## [WHAT TO DO]
Which lines include the word "text"? Copy each of them.

## [MATERIAL FOR THIS EXERCISE]
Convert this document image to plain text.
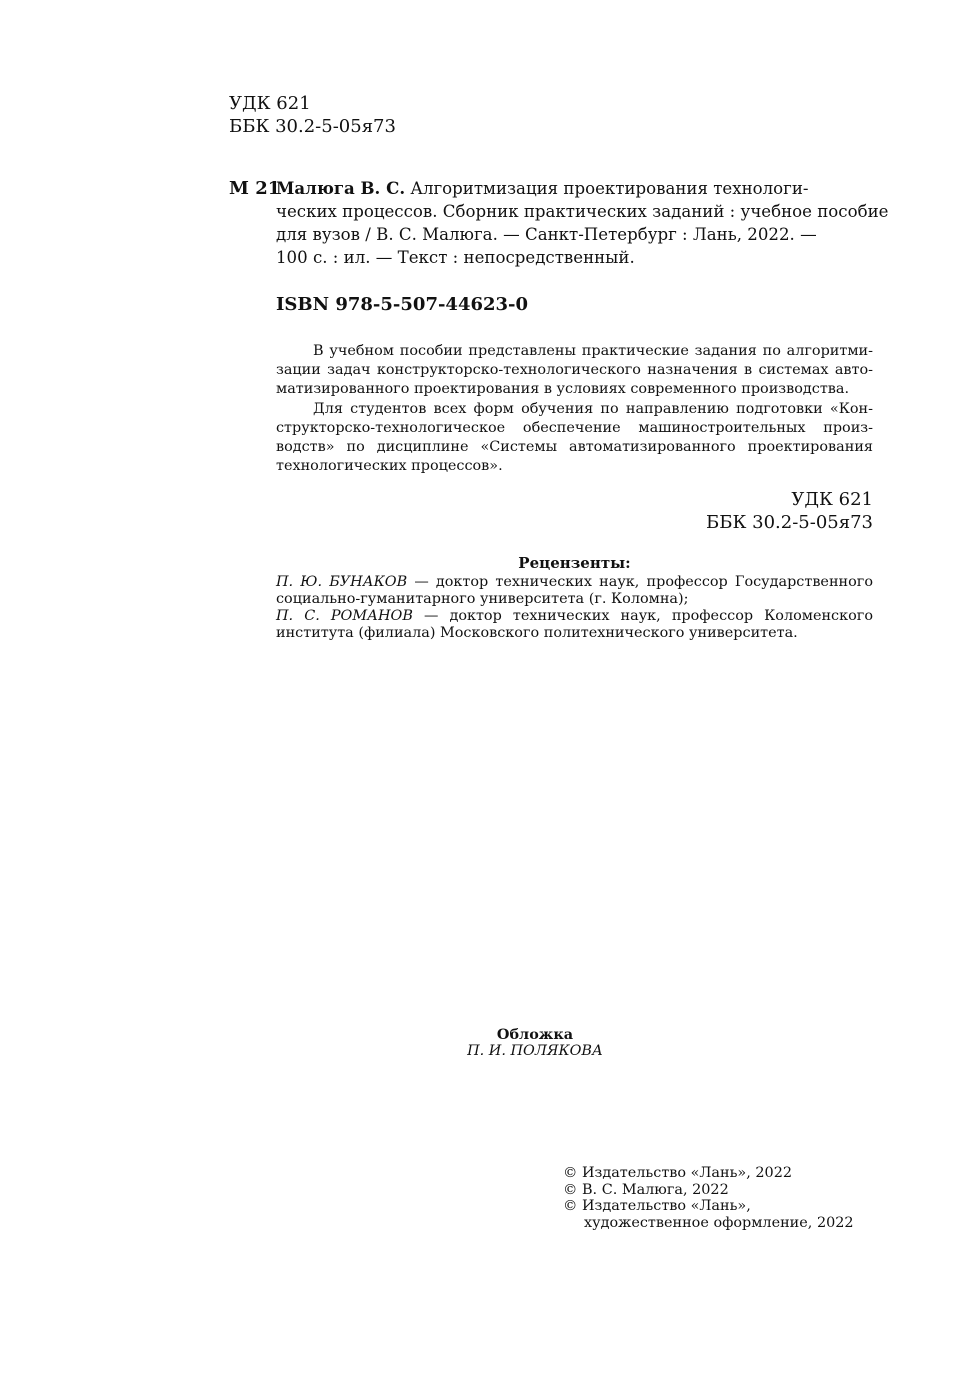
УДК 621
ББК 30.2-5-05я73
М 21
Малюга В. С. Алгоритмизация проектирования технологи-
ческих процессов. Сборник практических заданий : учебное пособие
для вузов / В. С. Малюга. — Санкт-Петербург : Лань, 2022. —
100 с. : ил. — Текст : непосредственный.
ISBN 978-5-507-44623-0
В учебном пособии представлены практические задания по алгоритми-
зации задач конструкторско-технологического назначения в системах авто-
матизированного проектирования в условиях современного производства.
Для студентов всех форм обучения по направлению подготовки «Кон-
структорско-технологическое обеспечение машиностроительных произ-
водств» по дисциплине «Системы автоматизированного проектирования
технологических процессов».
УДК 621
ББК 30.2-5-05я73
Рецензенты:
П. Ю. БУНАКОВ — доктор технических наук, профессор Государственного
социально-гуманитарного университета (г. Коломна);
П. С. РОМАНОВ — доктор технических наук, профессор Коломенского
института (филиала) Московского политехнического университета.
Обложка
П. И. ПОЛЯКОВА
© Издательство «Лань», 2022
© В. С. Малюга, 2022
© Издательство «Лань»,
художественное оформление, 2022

---

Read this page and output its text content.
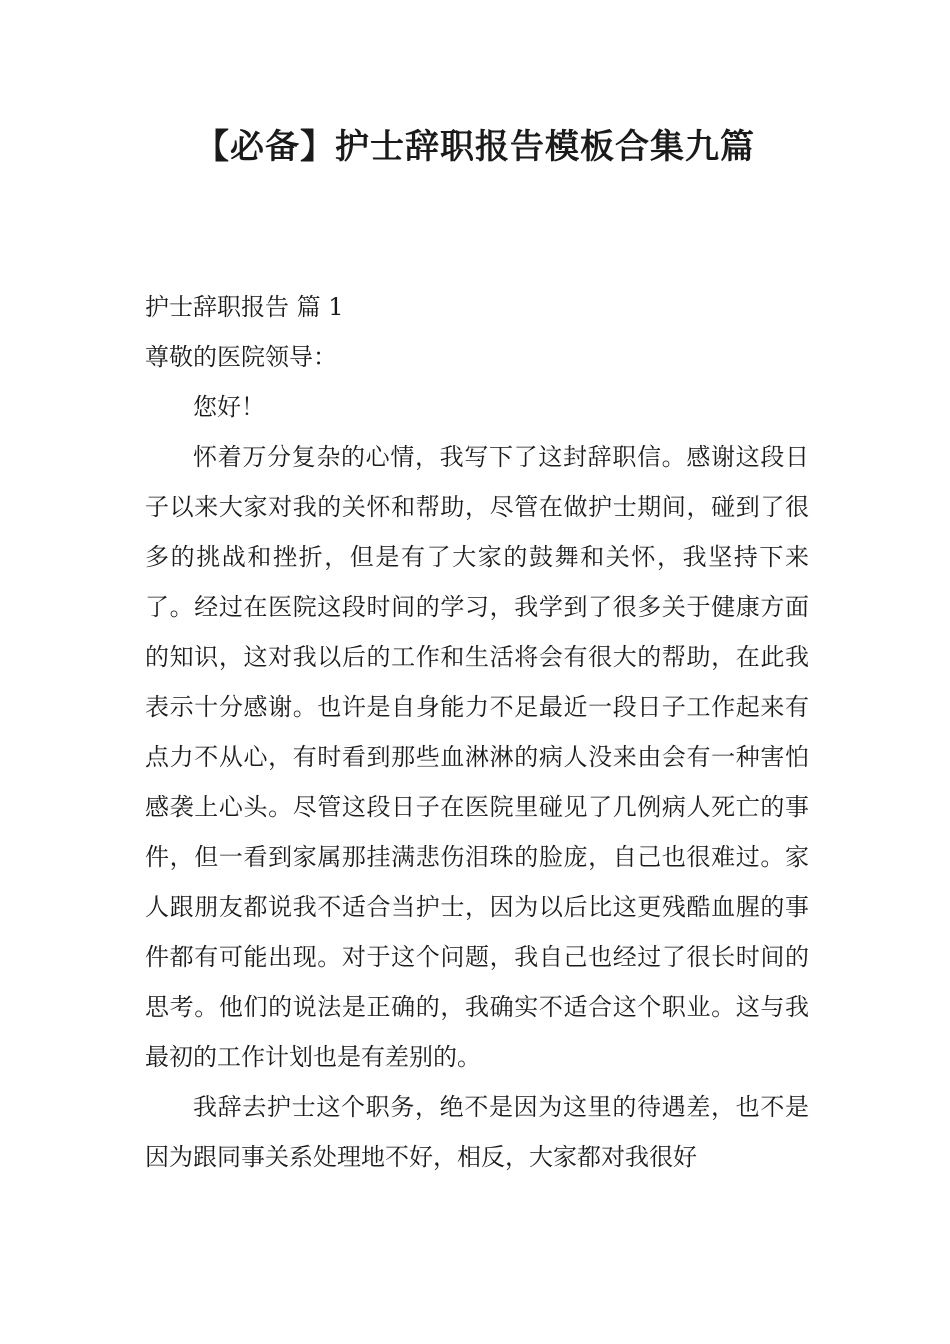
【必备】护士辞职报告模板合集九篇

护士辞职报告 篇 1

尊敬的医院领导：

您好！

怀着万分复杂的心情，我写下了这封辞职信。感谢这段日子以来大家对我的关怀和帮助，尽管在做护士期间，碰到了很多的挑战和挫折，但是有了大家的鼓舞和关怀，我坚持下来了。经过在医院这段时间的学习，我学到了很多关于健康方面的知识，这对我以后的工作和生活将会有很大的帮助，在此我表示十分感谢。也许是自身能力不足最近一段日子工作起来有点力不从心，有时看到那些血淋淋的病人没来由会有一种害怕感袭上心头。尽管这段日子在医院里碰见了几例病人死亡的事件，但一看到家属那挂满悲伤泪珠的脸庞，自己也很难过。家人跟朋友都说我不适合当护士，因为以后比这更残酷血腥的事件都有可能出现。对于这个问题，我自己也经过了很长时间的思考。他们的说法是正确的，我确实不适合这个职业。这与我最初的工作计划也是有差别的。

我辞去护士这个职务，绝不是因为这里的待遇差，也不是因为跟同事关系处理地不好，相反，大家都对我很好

## [SOLUTION TO THIS TASK]
Convert this document image to plain text.
Read this page and output its text content.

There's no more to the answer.